**EXERCISE PROMPT**
Copy out, from the entries below, each line holding the string "Nino".

**DATA ENTRIES**
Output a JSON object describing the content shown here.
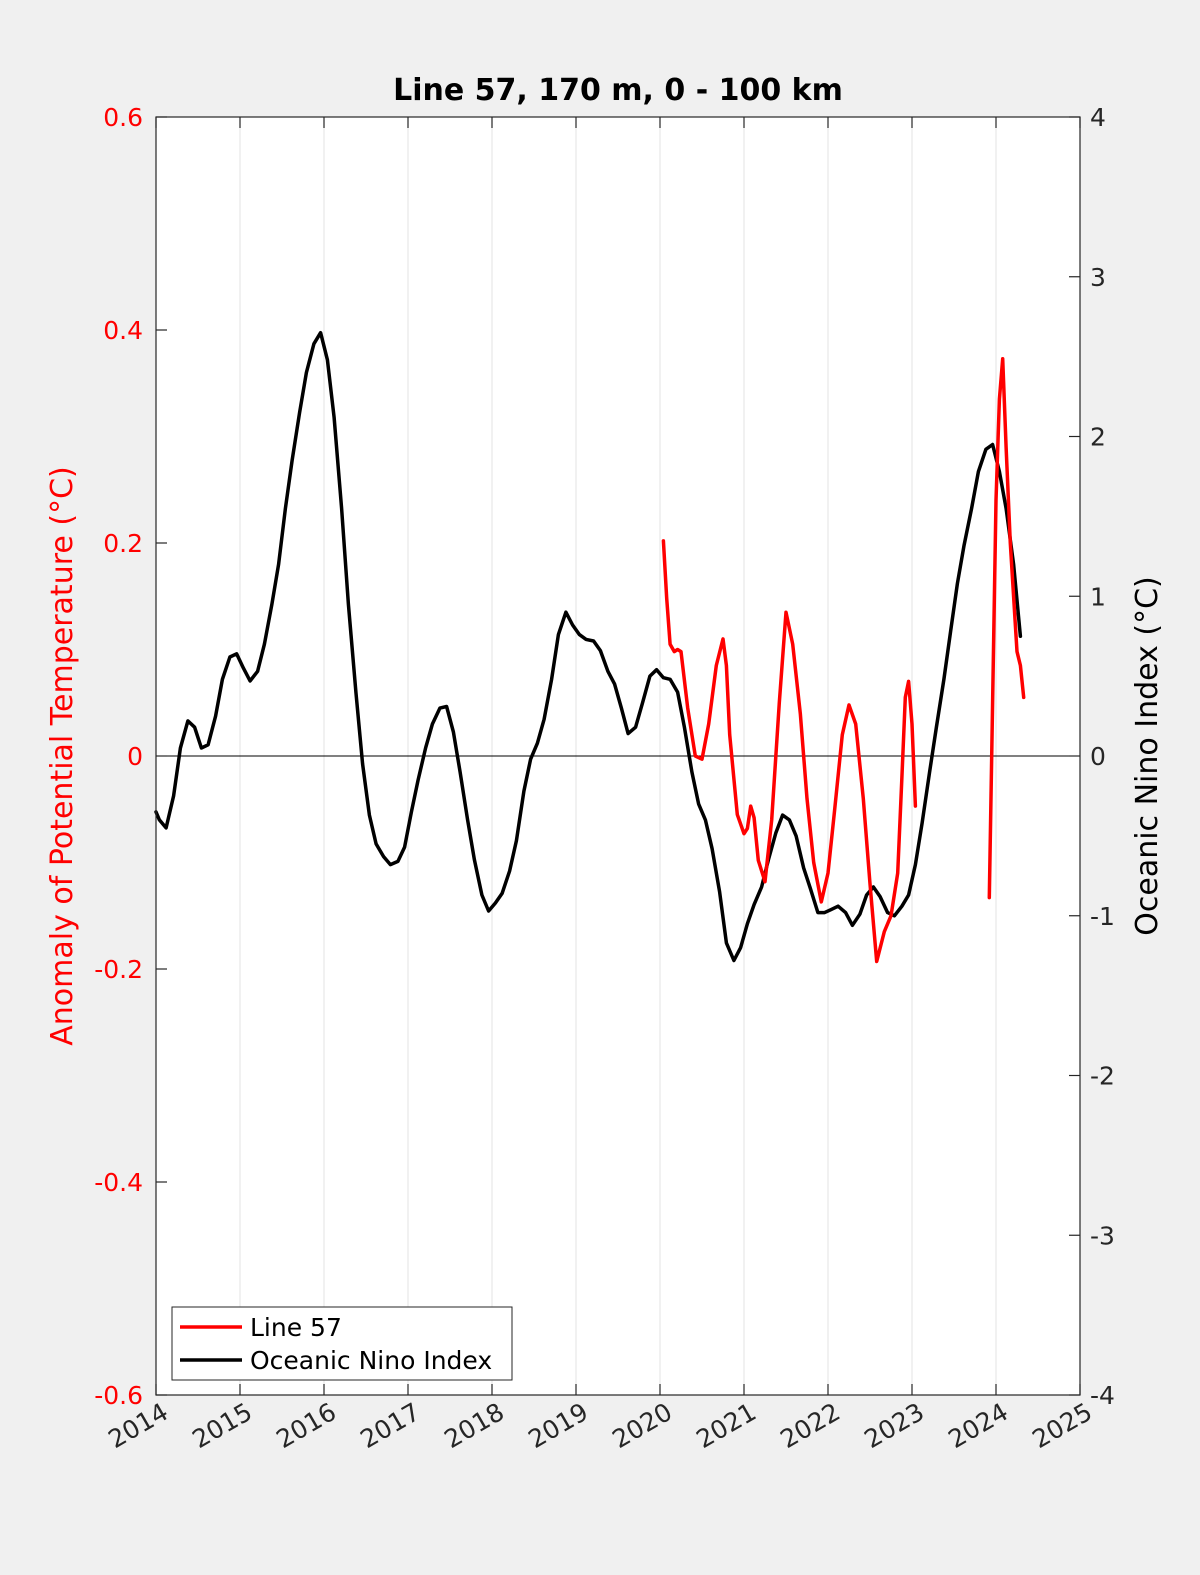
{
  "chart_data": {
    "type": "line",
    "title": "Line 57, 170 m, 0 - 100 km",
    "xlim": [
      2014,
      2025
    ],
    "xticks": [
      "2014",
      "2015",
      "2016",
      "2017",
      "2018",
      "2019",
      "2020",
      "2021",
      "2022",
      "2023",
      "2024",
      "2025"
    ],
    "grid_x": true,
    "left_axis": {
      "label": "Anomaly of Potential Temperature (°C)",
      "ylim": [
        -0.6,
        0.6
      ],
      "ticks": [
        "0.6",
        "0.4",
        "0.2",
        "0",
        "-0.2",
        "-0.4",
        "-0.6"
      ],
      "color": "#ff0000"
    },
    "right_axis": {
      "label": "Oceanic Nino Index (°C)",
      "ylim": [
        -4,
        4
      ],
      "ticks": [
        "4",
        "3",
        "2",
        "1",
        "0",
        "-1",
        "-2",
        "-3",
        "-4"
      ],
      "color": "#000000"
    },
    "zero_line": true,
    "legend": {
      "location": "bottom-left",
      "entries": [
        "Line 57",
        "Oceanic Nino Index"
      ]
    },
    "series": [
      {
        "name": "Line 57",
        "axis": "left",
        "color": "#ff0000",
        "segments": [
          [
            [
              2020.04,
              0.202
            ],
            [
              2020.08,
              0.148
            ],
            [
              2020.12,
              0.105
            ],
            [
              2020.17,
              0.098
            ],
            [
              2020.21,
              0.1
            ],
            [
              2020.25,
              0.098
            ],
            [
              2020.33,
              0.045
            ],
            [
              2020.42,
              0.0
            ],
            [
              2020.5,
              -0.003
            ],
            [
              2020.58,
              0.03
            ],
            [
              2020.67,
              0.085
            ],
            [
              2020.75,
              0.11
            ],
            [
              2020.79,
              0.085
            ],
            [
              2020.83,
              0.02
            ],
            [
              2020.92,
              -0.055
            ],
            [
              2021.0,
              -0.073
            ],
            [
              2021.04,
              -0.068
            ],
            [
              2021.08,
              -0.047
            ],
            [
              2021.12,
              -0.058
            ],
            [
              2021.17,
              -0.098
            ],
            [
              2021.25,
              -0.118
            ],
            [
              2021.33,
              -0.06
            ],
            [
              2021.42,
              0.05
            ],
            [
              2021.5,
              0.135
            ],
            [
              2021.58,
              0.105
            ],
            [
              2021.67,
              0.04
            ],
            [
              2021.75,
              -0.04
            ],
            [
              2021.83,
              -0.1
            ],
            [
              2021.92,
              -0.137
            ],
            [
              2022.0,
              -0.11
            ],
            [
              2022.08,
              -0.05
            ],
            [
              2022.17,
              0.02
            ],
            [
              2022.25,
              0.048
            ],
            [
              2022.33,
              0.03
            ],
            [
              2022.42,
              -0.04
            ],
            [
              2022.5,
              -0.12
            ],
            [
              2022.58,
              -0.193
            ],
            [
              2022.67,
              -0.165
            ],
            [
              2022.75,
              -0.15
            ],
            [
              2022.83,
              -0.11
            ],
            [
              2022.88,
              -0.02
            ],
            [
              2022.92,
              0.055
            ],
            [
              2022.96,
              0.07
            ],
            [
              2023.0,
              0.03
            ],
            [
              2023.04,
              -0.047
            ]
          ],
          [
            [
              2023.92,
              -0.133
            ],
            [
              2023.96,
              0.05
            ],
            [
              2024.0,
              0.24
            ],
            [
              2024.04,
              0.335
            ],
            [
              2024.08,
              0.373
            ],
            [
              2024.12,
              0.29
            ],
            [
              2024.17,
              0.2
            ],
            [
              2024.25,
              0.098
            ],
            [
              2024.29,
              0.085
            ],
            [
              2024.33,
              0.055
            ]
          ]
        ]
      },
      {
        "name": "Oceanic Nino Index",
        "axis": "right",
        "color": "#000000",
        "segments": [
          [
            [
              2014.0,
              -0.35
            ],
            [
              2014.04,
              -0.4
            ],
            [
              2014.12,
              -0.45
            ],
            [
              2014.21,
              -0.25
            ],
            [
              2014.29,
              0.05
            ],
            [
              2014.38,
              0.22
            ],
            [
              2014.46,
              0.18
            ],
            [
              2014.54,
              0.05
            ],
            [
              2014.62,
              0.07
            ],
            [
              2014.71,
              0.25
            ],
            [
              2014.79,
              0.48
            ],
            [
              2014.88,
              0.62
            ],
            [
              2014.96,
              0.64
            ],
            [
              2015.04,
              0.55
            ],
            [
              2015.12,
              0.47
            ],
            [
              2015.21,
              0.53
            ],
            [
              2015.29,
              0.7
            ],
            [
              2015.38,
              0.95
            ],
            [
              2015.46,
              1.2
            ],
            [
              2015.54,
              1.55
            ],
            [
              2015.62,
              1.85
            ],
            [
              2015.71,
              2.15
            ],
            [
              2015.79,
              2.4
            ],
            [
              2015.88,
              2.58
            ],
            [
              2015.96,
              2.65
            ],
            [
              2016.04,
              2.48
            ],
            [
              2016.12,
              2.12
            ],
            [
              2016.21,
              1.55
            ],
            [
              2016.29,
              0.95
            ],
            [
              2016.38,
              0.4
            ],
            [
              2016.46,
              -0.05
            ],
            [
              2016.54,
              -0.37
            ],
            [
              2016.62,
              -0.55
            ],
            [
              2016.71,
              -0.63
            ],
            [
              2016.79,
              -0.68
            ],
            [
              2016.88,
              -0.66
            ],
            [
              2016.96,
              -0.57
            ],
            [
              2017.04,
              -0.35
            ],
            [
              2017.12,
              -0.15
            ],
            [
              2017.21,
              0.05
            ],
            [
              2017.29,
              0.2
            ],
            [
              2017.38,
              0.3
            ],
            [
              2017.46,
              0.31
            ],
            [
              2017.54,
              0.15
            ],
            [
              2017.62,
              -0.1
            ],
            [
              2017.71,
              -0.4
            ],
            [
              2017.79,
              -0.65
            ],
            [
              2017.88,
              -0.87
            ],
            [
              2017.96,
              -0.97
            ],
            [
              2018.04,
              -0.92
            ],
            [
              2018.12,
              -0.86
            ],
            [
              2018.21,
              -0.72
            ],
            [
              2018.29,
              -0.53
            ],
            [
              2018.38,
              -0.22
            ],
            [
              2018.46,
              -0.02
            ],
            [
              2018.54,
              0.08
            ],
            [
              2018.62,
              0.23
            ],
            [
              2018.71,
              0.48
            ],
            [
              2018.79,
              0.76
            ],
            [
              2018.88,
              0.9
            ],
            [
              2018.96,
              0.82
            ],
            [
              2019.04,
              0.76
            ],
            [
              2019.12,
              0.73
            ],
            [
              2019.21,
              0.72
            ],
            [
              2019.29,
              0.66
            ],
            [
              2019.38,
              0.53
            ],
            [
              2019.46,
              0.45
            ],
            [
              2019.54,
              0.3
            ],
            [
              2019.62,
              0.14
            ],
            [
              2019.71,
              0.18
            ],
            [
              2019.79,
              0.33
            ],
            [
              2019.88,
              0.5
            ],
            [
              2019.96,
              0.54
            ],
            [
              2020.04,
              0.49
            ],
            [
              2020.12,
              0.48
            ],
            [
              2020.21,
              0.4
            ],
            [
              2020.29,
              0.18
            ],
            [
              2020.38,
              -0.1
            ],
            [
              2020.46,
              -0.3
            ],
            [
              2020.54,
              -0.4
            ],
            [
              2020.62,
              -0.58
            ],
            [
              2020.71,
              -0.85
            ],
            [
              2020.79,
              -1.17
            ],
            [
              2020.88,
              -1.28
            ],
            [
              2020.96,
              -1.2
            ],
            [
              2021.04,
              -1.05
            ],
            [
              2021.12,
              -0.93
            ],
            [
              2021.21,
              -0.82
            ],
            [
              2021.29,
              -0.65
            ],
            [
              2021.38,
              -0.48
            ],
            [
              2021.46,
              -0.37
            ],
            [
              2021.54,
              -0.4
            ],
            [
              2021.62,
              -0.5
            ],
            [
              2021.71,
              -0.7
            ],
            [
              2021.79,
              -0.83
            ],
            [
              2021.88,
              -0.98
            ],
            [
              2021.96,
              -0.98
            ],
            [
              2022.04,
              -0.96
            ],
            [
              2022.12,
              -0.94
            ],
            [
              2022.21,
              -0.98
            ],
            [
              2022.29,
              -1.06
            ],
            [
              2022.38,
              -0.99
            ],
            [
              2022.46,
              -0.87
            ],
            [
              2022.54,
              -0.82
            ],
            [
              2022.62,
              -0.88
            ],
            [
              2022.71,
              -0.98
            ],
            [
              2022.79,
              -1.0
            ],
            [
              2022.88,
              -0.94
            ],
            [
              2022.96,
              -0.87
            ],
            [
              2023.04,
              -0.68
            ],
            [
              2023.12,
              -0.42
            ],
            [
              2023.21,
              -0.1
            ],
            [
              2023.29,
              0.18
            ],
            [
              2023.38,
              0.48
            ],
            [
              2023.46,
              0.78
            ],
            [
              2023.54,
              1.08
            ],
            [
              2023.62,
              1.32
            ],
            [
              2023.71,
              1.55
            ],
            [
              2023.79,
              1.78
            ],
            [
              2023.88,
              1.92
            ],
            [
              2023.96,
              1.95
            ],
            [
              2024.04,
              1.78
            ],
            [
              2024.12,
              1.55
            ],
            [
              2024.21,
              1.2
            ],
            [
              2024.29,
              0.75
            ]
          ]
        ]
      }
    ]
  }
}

--

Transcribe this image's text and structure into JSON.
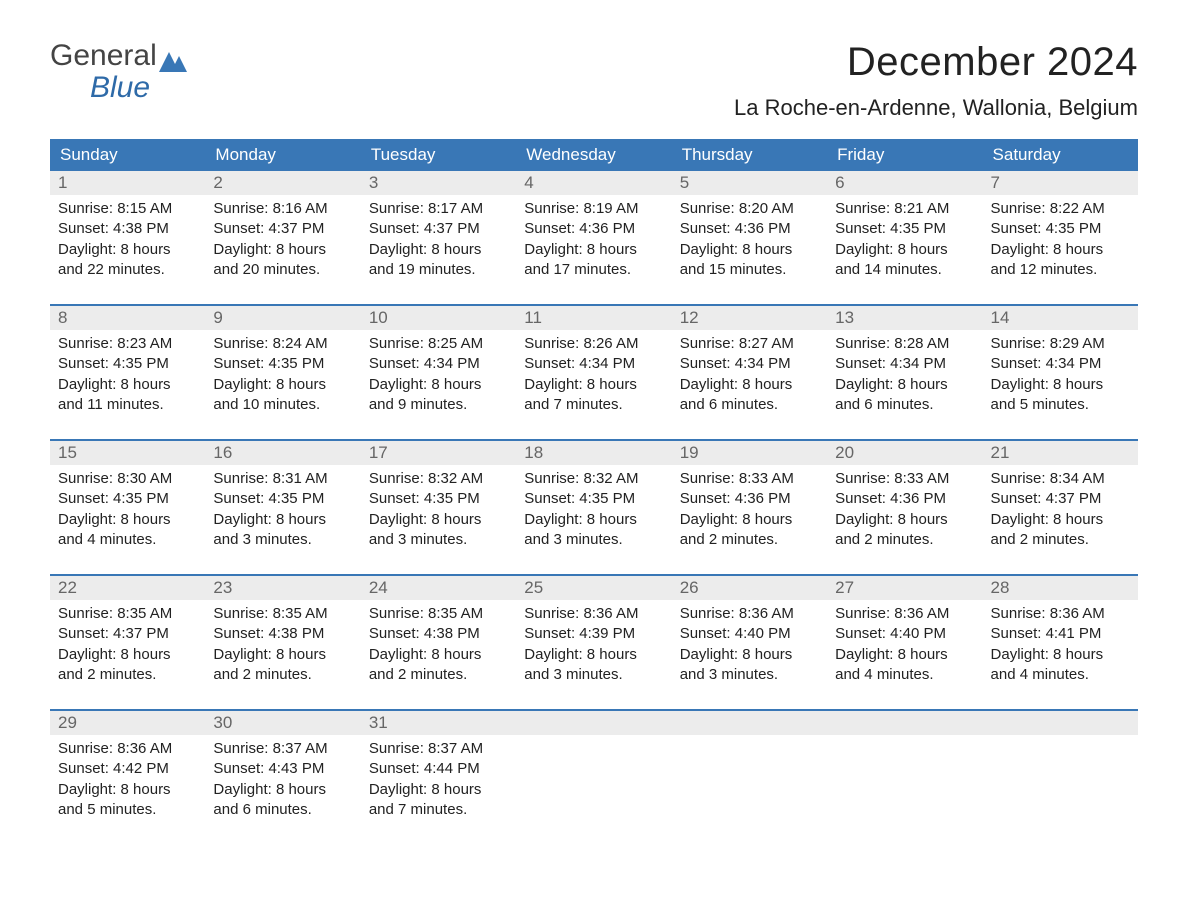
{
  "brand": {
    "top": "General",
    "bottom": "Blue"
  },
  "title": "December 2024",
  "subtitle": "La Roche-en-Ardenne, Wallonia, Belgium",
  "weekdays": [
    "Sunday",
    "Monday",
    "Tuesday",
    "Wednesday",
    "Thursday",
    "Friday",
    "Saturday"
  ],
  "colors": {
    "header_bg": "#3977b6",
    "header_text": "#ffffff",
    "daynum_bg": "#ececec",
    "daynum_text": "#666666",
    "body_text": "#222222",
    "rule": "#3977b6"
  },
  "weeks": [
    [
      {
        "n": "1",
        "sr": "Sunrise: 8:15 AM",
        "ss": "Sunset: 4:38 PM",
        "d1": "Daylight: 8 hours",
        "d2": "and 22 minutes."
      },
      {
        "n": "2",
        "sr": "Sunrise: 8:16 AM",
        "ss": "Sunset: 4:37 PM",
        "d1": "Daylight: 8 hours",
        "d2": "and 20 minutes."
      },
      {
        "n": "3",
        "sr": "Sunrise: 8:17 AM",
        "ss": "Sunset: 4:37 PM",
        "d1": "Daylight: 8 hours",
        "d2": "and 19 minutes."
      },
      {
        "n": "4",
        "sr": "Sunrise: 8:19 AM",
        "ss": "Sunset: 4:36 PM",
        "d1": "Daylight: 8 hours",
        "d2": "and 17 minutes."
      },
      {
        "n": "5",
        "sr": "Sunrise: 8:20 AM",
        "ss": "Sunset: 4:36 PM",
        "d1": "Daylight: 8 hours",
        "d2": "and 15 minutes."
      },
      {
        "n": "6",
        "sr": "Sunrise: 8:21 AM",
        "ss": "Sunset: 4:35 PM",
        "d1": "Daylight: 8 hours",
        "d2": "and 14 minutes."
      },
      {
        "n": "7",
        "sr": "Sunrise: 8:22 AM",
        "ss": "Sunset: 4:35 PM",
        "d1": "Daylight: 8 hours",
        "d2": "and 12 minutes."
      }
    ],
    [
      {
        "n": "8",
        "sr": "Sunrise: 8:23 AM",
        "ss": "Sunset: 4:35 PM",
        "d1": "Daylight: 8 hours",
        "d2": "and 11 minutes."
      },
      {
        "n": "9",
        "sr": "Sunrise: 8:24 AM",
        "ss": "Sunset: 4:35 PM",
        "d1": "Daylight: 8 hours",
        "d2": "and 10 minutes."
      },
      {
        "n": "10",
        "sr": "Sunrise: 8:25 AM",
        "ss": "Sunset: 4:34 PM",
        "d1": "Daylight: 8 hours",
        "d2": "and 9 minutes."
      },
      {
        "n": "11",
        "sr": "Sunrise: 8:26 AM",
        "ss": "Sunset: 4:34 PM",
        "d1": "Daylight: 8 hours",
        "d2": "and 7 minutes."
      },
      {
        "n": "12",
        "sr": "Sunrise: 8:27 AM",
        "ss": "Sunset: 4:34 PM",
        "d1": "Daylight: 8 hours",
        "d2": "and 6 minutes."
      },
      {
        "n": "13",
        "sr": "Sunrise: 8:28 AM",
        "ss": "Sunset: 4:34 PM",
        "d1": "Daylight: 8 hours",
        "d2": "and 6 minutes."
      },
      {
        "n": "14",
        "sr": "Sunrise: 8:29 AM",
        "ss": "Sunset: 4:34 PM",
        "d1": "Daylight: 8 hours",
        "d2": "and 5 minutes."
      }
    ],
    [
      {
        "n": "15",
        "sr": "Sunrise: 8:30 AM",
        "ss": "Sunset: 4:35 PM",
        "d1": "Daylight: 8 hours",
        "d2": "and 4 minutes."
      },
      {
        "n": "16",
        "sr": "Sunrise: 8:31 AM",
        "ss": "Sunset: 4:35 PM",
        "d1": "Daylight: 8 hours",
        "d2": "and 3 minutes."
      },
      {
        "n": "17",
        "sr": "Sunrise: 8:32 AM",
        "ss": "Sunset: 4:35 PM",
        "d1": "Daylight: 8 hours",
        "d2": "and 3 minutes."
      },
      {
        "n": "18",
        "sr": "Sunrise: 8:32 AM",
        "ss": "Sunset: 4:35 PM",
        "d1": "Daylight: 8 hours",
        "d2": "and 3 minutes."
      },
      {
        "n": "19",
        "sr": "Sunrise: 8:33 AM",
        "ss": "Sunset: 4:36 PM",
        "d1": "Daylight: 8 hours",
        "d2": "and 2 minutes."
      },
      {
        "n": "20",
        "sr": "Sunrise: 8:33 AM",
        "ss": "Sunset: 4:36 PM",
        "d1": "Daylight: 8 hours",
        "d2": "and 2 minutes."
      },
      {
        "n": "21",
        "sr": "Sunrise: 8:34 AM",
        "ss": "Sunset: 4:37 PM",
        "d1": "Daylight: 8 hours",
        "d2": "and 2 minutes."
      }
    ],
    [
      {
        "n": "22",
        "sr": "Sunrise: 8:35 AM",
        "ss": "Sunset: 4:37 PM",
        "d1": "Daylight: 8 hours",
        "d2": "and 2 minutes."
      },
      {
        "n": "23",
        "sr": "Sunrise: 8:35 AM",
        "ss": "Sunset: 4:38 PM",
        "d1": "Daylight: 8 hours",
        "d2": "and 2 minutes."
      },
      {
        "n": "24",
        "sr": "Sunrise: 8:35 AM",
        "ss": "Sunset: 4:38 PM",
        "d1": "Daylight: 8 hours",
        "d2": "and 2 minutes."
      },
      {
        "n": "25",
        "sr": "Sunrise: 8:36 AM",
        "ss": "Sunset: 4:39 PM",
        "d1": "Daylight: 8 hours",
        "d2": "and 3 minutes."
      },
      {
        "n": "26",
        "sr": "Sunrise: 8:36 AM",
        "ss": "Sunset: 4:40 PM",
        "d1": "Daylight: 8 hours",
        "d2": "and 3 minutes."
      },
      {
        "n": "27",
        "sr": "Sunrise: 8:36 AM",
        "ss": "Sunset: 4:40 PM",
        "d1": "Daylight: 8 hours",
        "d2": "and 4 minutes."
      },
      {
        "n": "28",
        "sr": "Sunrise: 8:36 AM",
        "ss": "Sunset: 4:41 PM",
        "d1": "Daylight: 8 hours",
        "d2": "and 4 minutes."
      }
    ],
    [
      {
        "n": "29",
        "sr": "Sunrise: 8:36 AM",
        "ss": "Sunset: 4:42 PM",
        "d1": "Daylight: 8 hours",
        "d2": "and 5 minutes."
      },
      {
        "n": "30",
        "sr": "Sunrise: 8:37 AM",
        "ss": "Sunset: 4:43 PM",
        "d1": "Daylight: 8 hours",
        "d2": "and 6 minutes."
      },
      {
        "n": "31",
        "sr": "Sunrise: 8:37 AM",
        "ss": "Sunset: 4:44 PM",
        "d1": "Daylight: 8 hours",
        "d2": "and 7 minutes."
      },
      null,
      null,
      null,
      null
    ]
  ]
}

**REPLY**
      "label": "Oceanic Nino Index (°C)",
        "Oceanic Nino Index"
        "name": "Oceanic Nino Index",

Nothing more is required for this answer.